Below are the records; pull every line that includes "vraie".

(Records)
>> Begin

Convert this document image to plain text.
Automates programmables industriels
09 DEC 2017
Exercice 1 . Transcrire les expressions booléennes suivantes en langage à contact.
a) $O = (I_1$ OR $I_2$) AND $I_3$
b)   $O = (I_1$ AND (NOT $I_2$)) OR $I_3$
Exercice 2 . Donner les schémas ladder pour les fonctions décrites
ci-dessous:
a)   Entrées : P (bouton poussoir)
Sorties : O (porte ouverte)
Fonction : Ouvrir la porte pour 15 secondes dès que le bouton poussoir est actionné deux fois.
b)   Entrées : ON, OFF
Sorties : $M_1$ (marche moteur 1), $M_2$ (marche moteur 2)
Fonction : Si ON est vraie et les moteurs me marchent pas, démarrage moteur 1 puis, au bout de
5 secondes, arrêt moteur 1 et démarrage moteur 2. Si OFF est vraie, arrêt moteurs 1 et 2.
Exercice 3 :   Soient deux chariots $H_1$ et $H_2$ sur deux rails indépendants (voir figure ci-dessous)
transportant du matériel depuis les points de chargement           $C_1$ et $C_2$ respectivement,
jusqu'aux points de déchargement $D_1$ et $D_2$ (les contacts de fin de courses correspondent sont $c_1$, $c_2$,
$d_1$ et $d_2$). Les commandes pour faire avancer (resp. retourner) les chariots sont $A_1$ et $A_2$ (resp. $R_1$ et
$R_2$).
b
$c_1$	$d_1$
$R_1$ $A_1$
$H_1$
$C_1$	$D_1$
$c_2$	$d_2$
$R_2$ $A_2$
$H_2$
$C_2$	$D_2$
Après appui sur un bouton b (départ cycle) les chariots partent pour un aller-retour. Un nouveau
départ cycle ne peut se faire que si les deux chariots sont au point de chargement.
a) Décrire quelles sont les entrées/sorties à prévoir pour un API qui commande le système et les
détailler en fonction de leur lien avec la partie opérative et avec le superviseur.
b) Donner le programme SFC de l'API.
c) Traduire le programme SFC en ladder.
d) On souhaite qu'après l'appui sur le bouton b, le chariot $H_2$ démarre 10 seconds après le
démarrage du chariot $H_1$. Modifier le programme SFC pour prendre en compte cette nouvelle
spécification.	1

>> End

**Finished answer**.
Fonction : Si ON est vraie et les moteurs me marchent pas, démarrage moteur 1 puis, au bout de
5 secondes, arrêt moteur 1 et démarrage moteur 2. Si OFF est vraie, arrêt moteurs 1 et 2.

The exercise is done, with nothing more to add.